**Material provided:**
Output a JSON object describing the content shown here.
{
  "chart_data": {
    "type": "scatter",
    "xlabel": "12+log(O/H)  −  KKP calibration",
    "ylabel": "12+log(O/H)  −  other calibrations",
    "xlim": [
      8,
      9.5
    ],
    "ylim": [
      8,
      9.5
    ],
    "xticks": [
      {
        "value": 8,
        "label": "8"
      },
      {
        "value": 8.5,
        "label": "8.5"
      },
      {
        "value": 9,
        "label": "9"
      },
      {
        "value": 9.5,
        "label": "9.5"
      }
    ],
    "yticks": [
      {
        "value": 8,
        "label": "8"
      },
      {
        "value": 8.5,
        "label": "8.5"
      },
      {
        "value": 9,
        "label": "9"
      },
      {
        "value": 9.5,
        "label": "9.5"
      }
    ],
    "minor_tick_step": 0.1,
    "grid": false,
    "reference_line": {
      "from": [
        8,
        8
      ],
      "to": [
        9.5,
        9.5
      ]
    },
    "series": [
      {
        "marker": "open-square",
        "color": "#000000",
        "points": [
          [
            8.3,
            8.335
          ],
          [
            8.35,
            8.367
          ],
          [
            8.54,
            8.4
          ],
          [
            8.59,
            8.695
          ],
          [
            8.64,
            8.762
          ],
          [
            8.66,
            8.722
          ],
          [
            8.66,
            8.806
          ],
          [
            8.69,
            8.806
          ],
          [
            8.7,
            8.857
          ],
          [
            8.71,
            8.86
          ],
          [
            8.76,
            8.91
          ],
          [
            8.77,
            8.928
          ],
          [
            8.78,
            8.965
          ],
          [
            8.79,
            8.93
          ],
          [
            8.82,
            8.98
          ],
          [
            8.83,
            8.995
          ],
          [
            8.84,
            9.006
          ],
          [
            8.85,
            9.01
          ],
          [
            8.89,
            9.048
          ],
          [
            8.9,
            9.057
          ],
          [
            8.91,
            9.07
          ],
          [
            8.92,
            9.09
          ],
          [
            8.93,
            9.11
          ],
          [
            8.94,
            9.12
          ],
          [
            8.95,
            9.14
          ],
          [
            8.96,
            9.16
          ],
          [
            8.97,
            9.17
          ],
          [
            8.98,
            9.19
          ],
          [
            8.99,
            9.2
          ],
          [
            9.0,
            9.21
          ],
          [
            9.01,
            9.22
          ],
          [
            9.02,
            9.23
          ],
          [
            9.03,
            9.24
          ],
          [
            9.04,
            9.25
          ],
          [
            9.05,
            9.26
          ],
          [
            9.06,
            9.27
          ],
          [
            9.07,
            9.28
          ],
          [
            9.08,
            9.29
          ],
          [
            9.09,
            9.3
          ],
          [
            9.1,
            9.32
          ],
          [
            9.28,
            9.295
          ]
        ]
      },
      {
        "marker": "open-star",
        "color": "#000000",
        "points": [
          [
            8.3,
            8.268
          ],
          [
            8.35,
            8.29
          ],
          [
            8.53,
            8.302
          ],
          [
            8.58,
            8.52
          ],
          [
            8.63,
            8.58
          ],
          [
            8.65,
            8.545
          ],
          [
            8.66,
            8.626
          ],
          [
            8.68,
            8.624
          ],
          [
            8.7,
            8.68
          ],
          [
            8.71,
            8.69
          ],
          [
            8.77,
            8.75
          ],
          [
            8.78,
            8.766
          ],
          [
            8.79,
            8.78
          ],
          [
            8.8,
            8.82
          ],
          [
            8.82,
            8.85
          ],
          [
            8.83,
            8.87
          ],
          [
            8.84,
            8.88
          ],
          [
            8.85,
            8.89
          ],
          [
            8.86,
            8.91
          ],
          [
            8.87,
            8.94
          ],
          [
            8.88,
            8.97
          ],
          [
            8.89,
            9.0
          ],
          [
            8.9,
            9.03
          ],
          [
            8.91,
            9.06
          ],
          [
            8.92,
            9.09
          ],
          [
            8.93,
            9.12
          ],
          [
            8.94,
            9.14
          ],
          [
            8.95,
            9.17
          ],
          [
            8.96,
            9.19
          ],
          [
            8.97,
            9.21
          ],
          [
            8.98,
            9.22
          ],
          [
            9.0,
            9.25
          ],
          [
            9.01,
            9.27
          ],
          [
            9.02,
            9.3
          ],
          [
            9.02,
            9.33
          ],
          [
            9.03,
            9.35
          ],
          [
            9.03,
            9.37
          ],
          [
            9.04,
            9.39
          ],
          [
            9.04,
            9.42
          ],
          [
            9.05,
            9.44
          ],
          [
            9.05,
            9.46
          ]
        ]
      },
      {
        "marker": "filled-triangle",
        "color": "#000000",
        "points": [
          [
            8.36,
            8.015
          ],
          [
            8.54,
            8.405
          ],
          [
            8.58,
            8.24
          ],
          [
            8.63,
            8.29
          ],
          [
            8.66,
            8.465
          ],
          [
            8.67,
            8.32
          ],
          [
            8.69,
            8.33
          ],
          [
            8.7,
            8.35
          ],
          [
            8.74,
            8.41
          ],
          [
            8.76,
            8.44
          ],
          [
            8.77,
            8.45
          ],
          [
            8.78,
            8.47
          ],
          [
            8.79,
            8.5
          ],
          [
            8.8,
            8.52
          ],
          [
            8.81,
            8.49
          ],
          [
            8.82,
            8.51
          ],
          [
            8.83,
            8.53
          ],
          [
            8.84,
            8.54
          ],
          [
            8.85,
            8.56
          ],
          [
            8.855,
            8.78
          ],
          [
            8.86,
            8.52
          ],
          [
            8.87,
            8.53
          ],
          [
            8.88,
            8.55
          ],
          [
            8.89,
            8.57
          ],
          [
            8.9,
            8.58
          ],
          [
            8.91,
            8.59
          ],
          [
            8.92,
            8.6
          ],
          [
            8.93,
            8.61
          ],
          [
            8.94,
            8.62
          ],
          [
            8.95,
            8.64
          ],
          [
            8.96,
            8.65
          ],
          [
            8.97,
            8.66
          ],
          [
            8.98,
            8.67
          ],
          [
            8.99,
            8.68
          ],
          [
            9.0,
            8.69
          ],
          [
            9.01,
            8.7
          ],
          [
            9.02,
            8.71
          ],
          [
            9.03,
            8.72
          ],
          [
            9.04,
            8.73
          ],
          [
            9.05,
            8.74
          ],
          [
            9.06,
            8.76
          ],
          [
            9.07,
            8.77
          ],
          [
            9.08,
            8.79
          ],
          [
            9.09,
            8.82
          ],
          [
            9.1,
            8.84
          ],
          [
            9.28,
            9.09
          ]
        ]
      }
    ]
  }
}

**Written request:**
From the entries above, list each line with "open" in it.

**Result below:**
        "marker": "open-square",
        "marker": "open-star",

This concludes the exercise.